### WHAT TO DO
Search the records below for the word "bottom". Pull out each line that has it.

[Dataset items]
— BEGIN —
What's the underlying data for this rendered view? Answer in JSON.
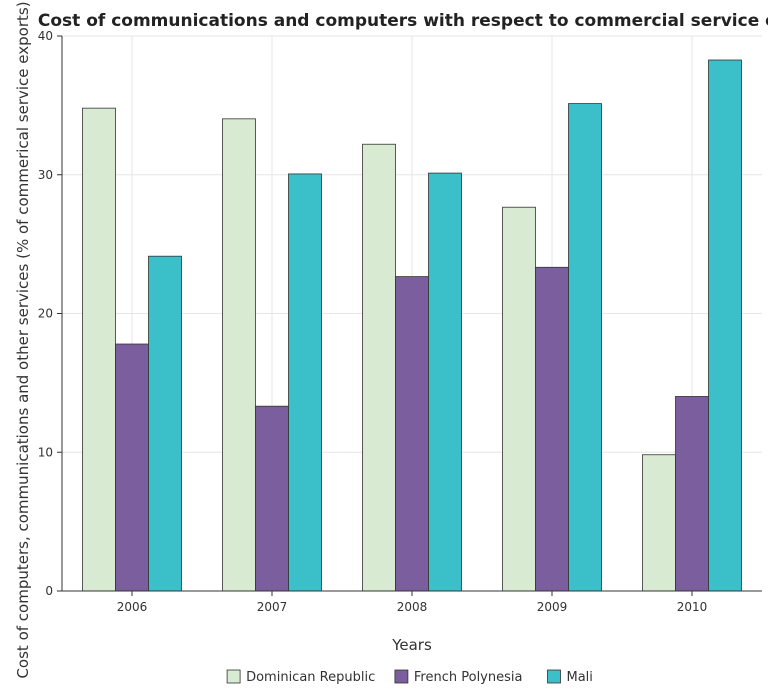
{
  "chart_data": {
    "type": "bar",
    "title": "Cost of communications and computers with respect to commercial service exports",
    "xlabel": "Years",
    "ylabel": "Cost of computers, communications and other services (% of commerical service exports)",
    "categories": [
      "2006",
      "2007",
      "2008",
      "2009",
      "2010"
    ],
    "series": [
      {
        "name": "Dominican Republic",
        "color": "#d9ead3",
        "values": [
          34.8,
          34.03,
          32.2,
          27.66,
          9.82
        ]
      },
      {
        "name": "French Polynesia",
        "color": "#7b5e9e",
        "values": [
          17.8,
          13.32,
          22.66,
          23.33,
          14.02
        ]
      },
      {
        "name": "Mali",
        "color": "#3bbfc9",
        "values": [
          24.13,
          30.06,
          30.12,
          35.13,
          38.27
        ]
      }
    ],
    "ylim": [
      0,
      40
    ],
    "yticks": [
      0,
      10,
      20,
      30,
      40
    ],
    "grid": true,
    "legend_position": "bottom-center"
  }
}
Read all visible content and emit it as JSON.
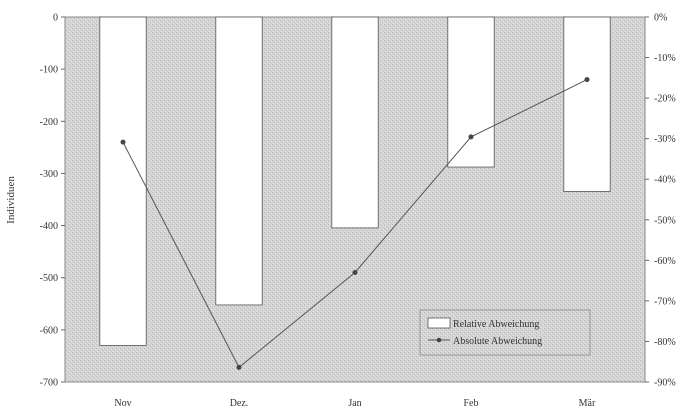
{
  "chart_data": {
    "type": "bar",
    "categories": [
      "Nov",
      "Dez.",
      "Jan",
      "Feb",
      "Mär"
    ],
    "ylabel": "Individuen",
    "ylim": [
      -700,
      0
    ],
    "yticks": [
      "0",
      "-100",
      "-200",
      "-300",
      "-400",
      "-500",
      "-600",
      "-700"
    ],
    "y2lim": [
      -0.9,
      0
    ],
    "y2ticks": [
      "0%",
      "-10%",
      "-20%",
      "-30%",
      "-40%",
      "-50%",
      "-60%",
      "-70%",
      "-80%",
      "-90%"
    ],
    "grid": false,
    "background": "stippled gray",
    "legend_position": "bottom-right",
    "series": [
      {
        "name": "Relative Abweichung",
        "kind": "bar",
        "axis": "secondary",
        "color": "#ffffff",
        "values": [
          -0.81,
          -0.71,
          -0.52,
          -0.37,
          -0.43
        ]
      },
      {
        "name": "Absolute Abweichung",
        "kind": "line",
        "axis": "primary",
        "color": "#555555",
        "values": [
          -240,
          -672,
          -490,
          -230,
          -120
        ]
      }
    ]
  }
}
— END —
— BEGIN —
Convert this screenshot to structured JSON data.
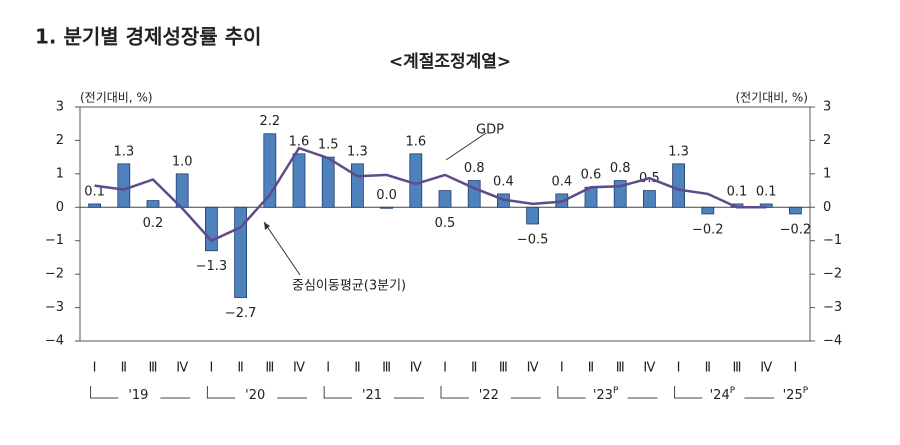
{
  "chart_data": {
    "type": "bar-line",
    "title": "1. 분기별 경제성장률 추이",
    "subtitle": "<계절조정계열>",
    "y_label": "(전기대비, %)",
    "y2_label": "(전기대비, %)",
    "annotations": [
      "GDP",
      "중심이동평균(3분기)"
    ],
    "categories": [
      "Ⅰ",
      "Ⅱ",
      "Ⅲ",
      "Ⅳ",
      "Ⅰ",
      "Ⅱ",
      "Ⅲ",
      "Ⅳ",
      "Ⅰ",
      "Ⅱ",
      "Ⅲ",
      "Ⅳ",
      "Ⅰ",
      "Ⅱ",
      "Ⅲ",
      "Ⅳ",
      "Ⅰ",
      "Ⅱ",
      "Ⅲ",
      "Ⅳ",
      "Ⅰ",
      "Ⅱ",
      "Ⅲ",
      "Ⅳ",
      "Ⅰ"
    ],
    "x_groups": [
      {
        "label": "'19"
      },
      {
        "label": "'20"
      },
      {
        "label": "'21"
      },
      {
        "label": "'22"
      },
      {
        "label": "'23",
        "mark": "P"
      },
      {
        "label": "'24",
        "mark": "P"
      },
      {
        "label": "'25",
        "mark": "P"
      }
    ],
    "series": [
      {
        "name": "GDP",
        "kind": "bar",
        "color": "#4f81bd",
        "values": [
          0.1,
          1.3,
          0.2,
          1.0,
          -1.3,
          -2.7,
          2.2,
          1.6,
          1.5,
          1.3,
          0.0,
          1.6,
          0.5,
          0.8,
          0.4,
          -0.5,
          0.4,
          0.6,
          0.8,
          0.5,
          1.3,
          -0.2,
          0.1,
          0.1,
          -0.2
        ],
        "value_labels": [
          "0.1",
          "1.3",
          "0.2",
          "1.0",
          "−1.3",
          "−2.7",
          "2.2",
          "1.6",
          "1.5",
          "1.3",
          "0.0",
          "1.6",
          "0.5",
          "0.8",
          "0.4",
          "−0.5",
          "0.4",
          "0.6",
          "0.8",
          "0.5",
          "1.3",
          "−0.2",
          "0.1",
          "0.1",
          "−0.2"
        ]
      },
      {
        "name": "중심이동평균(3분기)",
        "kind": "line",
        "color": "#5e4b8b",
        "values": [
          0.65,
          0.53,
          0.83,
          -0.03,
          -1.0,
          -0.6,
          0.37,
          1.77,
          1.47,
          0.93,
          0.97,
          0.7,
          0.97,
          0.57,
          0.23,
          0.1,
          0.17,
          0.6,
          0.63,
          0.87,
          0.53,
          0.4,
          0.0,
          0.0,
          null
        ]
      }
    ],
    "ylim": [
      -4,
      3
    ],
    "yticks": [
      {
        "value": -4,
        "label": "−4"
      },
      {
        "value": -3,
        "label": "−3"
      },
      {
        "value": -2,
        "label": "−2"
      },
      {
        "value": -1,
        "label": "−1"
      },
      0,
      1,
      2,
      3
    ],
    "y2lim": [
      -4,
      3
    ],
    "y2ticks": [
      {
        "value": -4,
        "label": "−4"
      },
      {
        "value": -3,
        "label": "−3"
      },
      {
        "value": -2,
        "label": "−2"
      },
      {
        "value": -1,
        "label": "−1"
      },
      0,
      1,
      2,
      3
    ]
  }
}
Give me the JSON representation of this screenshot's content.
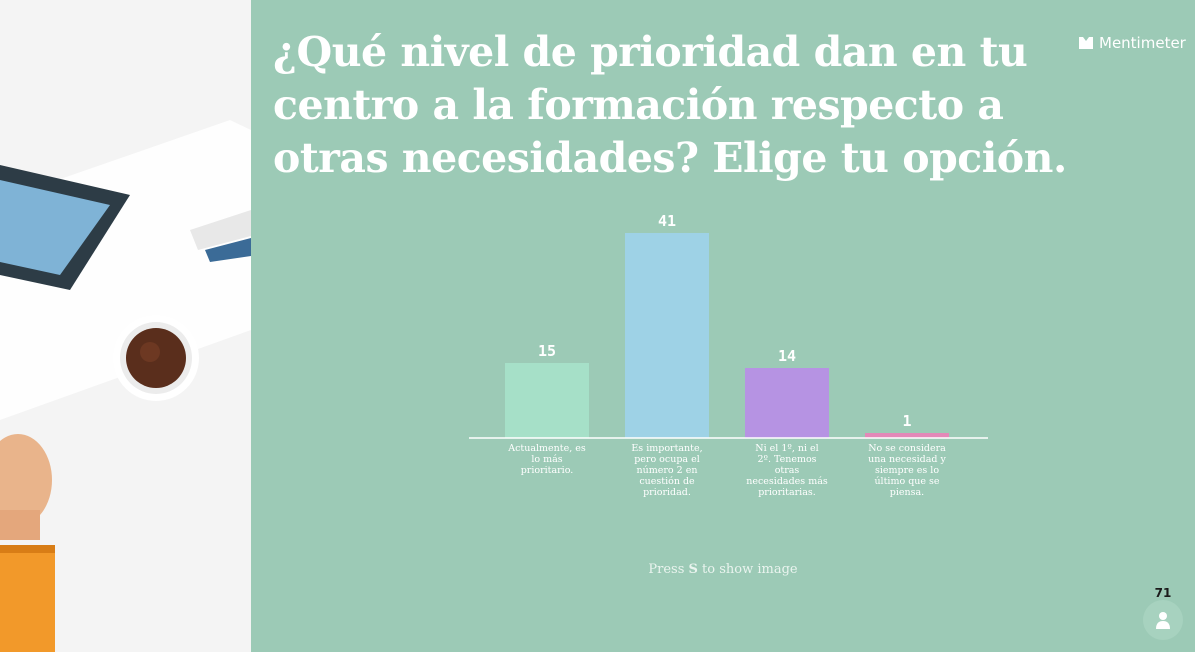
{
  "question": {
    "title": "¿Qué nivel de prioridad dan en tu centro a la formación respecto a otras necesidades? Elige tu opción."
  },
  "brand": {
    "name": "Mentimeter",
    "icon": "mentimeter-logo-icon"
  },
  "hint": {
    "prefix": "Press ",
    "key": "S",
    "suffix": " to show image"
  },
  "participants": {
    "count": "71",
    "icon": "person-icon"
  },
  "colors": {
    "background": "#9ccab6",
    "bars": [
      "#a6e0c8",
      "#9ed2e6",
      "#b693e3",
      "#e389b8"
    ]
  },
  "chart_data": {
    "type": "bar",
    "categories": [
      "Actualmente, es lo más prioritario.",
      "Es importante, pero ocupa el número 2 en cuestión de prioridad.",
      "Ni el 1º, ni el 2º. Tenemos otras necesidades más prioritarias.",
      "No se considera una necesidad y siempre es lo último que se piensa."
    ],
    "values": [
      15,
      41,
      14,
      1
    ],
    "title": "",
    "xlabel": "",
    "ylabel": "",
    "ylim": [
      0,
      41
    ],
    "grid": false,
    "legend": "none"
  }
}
— END —
— BEGIN —
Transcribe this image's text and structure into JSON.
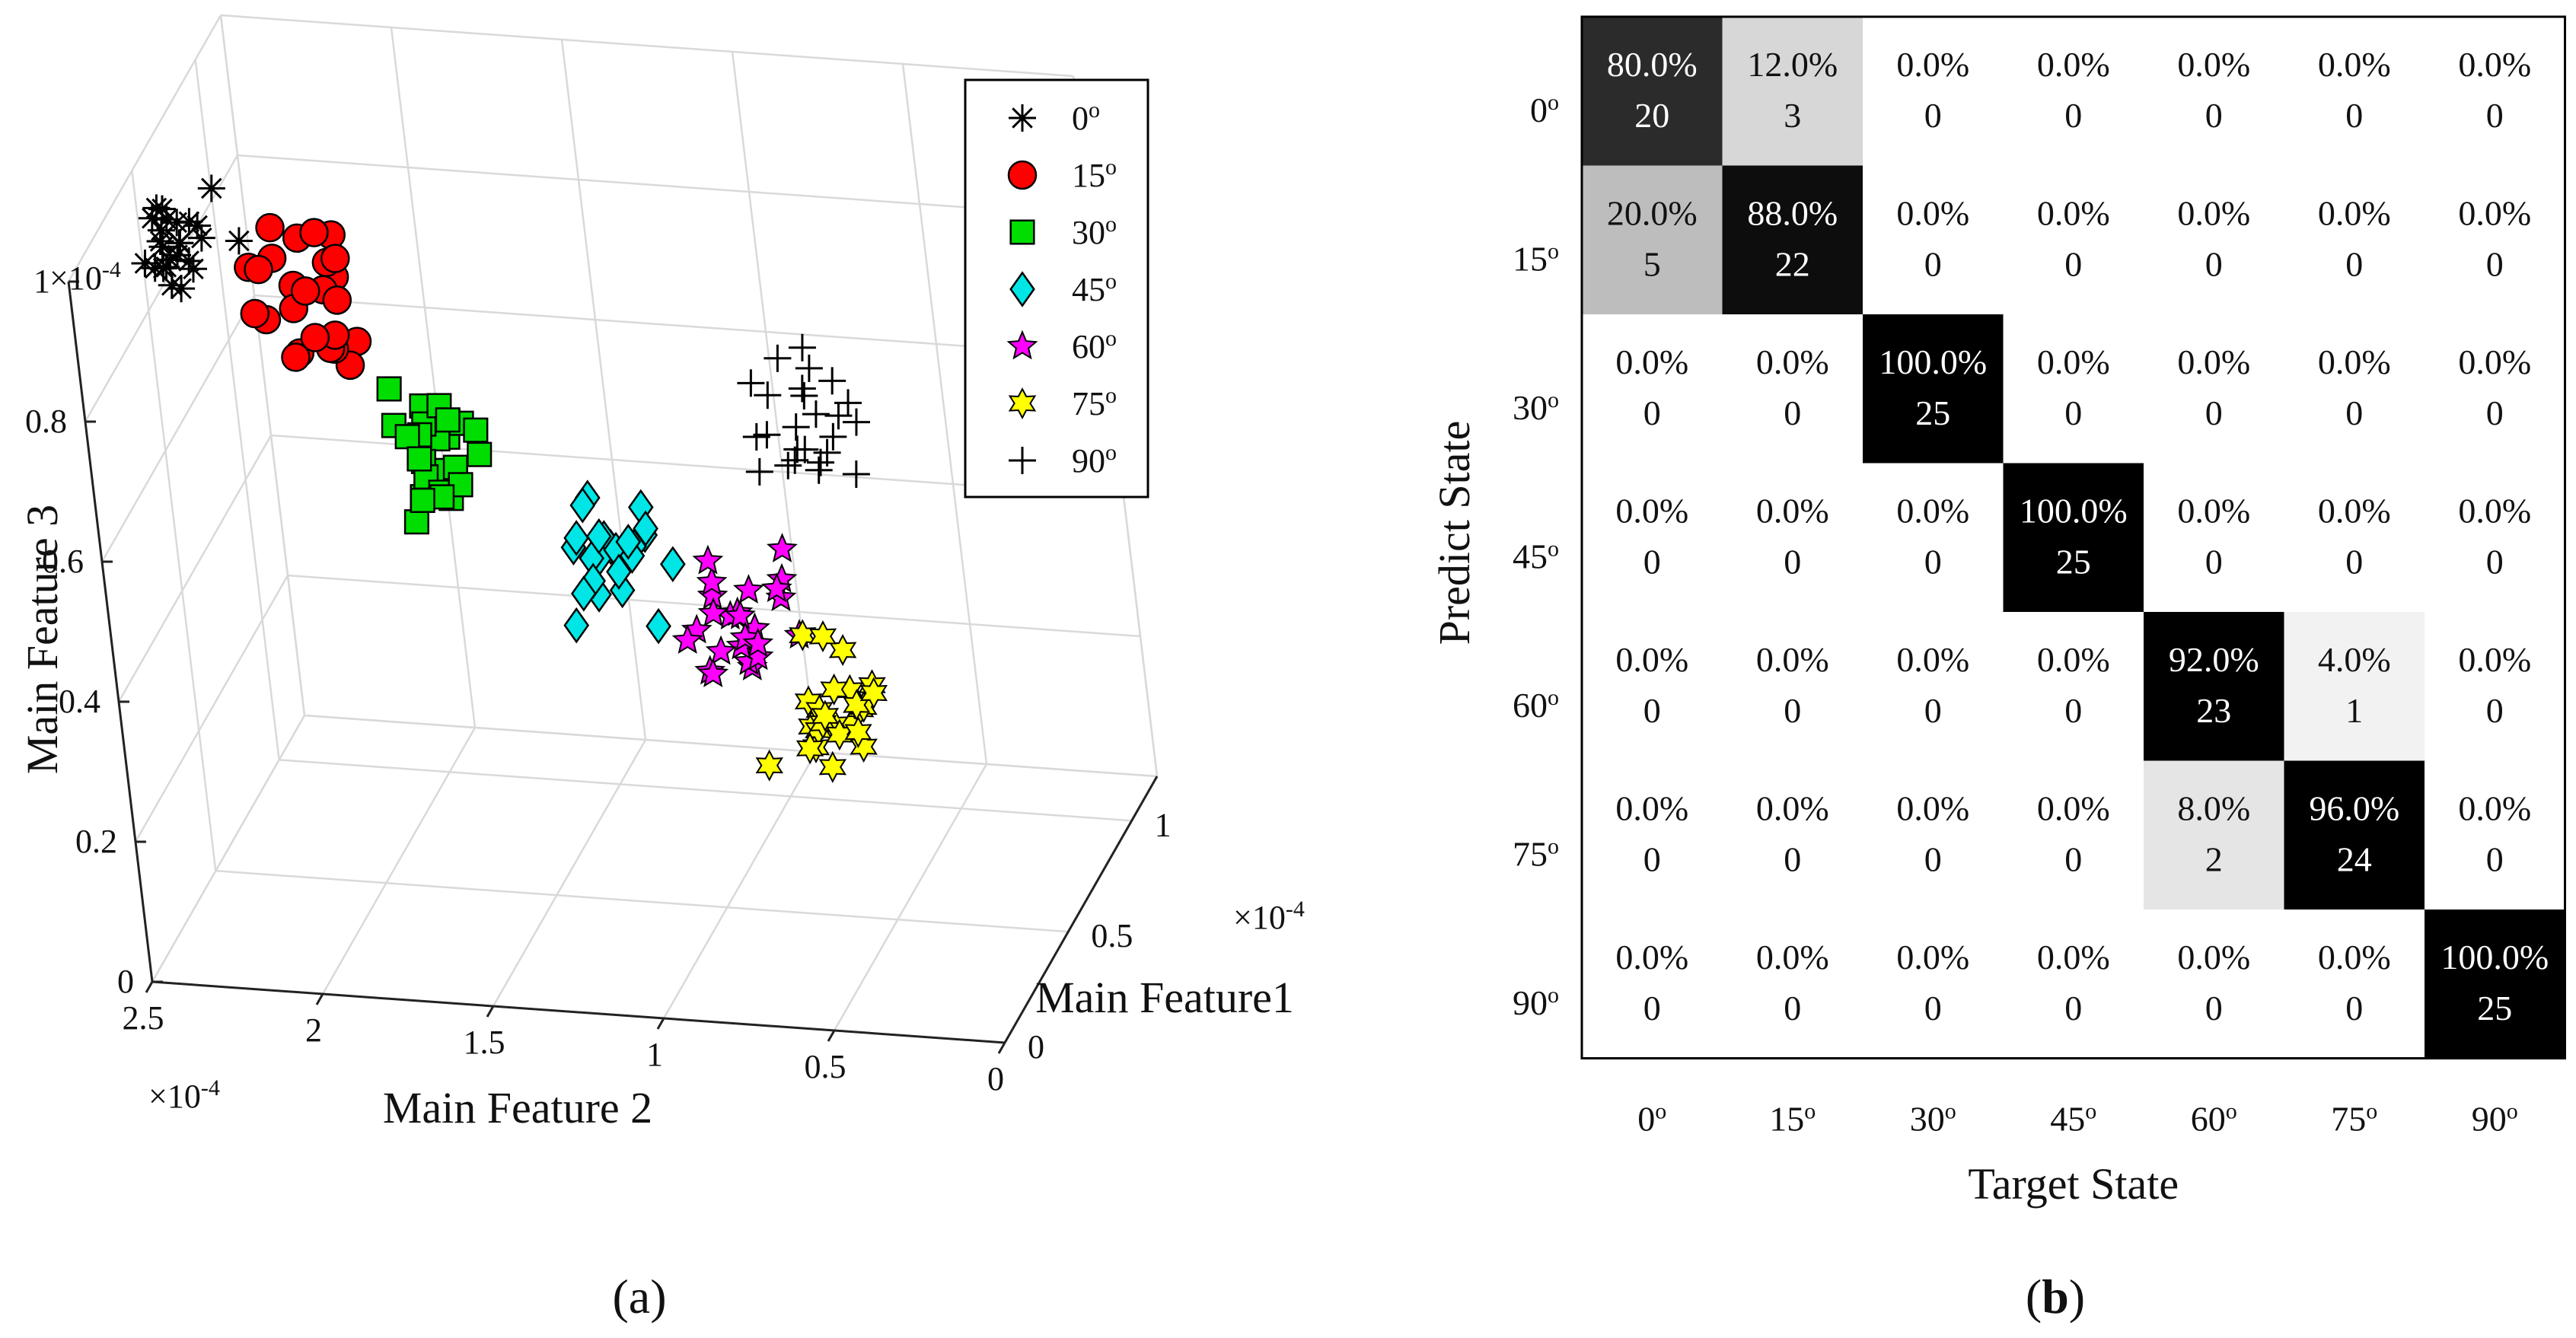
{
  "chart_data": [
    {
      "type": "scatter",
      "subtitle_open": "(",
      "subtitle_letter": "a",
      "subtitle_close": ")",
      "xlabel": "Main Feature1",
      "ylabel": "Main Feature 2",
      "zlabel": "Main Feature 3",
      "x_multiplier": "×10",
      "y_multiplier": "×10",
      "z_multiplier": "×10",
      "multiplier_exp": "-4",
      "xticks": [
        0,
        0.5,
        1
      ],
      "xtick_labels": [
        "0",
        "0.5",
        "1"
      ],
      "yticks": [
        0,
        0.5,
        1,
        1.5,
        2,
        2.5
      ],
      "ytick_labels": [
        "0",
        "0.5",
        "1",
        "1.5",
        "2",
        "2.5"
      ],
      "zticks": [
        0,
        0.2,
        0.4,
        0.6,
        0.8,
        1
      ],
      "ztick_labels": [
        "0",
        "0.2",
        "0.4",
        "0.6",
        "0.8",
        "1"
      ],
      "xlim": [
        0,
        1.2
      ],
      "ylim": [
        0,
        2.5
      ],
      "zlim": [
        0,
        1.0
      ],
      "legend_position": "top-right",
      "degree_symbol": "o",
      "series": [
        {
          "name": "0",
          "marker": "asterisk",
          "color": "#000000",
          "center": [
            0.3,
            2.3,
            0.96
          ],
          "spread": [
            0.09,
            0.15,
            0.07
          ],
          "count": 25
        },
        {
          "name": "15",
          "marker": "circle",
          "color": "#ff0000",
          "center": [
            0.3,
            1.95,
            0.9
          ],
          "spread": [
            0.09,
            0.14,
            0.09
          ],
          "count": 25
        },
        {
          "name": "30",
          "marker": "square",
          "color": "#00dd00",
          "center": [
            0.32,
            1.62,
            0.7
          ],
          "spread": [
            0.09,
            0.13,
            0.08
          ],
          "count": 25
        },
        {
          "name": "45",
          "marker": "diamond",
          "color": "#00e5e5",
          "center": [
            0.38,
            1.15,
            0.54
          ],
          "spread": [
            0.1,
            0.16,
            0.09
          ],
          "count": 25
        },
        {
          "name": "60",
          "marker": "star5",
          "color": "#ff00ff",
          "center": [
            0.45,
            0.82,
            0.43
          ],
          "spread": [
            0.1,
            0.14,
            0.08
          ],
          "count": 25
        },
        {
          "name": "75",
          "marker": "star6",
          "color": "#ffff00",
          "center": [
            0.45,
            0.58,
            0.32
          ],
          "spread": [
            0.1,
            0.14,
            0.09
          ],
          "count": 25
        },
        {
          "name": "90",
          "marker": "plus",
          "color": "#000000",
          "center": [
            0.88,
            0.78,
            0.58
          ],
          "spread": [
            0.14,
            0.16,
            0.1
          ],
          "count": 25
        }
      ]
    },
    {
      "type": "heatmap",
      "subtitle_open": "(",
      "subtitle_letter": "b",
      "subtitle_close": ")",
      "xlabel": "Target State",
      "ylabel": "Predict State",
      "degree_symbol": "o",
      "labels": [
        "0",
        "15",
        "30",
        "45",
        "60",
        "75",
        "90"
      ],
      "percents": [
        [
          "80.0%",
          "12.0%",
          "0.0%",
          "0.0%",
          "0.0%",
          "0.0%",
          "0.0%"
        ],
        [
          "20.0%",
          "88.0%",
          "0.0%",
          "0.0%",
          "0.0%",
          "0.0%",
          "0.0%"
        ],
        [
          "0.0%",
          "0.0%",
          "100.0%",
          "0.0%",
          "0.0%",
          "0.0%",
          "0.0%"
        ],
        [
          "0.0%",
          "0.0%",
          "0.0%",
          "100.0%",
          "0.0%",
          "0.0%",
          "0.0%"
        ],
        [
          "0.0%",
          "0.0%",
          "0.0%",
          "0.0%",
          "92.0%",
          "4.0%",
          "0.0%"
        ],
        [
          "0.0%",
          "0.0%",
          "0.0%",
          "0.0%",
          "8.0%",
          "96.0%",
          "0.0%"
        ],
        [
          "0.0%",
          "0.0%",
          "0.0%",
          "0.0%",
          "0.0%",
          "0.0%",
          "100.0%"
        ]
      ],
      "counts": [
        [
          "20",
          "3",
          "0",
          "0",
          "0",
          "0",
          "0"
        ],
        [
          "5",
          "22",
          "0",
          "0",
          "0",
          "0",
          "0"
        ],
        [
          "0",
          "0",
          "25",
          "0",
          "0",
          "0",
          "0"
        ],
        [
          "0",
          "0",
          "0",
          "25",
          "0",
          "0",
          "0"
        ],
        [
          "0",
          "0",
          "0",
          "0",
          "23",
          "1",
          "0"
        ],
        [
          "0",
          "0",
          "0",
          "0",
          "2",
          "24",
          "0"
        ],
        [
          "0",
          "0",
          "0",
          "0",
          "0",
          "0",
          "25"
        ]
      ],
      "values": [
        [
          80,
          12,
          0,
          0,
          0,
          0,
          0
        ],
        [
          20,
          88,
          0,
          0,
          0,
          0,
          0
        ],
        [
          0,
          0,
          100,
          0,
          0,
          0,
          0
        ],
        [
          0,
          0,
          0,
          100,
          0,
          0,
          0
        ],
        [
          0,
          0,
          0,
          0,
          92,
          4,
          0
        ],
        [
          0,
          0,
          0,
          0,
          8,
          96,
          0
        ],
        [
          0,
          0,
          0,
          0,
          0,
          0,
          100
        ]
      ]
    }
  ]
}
— END —
### RESULT OF THIS EXERCISE
    "legend_position": "bottom-center"
    "legend_position": "bottom-right",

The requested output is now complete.